Raw data
--------------------
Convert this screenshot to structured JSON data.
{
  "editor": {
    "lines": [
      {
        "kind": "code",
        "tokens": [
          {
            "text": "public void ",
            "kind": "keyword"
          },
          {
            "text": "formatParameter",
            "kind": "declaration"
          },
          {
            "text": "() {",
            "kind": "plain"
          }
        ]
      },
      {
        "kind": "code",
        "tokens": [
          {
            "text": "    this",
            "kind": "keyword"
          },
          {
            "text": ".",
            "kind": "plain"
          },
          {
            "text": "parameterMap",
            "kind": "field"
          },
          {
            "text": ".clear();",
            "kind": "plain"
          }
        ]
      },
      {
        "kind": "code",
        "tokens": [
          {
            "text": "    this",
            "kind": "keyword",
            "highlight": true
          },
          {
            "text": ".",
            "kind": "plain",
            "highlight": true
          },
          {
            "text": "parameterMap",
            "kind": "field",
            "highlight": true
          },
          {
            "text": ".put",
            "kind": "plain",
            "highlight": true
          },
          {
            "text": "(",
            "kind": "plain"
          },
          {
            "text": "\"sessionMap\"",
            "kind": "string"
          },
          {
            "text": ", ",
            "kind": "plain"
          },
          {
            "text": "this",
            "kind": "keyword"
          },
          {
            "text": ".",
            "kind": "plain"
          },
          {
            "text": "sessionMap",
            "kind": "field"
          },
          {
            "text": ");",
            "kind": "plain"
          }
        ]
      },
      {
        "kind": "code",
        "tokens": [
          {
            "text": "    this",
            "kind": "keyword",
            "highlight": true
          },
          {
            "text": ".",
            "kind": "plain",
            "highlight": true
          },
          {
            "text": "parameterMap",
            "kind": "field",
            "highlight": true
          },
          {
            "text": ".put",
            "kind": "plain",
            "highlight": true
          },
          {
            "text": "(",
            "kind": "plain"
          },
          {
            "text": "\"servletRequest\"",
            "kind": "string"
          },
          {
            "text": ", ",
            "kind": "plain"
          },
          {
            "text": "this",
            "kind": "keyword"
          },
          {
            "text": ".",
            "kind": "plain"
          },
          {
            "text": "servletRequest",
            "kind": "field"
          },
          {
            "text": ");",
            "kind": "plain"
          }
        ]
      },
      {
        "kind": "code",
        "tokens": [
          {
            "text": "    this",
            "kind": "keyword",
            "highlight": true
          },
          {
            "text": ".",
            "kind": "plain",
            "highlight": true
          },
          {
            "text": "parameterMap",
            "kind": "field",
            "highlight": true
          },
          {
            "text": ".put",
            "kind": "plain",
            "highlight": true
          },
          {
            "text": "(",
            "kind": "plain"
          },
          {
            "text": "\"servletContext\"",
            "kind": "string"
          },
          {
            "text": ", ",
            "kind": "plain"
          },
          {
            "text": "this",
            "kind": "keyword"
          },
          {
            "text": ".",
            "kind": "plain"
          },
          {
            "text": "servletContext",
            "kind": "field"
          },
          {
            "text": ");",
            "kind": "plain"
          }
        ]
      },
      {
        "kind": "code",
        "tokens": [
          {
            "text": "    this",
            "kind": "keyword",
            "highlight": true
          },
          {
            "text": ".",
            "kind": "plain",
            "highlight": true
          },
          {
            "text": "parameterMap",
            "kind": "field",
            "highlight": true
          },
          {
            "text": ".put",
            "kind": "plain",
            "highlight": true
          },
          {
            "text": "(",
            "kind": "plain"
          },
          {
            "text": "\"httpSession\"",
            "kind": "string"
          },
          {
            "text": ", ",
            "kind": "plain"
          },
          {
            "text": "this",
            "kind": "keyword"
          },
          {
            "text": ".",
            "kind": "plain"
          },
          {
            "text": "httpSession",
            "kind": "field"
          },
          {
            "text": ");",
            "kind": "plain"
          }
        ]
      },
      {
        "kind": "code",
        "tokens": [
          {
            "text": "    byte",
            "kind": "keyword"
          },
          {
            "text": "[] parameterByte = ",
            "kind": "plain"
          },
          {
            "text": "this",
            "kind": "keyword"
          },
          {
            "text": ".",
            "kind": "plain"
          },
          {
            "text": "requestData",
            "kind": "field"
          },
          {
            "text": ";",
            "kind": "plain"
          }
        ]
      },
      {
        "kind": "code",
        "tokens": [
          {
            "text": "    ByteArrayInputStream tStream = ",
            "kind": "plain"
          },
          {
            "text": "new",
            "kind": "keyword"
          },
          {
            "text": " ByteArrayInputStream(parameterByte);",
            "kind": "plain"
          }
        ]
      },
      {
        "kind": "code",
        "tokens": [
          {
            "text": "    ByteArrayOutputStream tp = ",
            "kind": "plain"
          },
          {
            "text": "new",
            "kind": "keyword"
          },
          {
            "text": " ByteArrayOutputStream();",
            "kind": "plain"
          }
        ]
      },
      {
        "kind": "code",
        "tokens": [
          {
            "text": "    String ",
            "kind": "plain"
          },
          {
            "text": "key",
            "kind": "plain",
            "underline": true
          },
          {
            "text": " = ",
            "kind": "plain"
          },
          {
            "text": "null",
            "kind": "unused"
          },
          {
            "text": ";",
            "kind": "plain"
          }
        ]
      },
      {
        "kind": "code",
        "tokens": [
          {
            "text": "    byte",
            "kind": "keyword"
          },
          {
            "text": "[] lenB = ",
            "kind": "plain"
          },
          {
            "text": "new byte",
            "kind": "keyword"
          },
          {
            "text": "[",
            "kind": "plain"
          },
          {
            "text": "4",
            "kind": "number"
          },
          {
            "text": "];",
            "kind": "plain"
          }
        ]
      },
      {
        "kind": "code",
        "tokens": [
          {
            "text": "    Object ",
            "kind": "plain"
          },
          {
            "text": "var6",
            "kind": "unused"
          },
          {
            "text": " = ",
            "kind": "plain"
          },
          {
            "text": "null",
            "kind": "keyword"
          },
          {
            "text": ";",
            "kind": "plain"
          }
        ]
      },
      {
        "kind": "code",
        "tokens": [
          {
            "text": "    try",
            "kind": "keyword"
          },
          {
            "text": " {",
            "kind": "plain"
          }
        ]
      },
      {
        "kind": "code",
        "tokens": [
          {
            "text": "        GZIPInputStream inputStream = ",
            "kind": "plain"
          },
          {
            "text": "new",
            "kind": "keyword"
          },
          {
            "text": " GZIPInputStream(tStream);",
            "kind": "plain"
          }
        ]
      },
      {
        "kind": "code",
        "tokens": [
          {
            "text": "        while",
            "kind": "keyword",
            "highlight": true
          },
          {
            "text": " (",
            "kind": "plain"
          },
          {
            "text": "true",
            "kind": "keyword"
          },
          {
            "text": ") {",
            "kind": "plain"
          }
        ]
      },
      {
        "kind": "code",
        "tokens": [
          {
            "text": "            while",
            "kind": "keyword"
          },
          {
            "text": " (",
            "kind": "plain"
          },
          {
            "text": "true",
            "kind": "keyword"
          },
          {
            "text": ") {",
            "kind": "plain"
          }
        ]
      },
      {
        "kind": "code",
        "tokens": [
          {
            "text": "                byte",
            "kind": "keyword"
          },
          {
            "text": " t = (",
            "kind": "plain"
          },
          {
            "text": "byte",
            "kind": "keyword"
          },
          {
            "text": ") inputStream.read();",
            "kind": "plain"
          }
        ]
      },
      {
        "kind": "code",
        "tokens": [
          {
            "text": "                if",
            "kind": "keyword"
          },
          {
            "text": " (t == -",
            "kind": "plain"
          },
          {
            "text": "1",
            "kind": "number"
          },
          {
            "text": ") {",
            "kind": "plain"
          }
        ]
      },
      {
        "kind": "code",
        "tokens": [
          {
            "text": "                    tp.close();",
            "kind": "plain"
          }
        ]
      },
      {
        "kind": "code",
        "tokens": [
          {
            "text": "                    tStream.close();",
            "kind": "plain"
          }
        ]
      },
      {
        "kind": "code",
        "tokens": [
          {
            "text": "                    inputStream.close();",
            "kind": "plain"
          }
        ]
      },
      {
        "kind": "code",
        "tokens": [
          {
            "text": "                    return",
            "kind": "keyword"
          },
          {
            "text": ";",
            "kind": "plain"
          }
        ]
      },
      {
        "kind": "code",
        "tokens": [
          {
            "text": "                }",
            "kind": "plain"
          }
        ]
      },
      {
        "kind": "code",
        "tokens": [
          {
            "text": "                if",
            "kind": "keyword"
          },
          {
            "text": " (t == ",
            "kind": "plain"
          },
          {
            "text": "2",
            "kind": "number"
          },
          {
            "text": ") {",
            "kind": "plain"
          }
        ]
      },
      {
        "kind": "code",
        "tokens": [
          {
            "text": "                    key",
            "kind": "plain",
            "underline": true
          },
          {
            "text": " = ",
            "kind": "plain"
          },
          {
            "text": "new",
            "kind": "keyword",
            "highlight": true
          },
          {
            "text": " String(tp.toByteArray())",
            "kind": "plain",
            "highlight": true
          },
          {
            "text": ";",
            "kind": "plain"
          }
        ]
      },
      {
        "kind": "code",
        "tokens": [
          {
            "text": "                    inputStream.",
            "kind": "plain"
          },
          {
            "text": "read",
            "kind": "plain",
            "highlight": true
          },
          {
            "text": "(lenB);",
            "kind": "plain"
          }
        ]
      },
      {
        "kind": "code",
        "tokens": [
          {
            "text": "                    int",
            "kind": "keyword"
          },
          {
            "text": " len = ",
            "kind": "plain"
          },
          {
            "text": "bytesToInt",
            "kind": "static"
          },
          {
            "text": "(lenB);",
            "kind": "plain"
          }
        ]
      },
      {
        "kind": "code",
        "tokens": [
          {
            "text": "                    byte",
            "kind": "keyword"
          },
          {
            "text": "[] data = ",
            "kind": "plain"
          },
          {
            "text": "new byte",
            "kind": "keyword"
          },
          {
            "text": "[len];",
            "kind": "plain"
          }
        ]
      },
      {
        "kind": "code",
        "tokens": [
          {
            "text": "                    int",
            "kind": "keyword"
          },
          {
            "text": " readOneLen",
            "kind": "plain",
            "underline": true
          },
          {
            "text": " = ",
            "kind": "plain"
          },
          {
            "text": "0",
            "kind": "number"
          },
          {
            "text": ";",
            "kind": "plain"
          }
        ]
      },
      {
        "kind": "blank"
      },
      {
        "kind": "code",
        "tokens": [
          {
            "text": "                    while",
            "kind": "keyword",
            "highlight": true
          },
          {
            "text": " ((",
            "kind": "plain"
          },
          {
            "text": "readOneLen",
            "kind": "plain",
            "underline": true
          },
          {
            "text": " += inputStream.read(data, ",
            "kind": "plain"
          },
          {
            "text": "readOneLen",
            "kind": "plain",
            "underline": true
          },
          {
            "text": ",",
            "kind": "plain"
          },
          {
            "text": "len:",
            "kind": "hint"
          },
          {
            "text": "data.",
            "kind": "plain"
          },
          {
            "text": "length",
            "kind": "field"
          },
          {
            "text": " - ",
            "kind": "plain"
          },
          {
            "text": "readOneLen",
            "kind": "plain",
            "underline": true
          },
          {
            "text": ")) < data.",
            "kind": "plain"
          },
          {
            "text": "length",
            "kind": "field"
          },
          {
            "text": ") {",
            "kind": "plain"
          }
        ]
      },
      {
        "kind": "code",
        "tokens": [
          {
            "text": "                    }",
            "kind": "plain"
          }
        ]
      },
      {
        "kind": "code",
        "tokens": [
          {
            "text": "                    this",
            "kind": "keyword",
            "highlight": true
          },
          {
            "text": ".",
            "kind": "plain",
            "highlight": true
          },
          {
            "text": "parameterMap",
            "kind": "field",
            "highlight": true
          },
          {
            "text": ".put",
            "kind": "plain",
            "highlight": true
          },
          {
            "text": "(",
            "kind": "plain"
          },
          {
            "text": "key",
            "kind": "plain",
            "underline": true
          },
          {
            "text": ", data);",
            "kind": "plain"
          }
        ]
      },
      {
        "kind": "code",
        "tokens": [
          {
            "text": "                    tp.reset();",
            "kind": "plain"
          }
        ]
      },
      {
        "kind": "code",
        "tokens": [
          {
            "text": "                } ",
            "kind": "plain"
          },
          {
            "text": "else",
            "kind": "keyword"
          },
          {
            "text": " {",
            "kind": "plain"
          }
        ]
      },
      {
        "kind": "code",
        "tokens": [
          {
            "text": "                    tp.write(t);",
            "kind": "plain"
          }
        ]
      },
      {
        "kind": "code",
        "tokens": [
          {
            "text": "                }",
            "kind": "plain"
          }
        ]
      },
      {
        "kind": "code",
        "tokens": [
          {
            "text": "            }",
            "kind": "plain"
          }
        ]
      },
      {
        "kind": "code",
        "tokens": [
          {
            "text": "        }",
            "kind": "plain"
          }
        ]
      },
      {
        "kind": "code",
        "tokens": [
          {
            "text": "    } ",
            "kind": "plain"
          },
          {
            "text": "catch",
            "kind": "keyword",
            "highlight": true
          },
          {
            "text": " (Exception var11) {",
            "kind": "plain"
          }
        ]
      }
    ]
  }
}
--------------------
Exercise brief
Looking at the data above, show all lines where the word "httpSession" occurs.

Worked answer
            "text": "\"httpSession\"",
            "text": "httpSession",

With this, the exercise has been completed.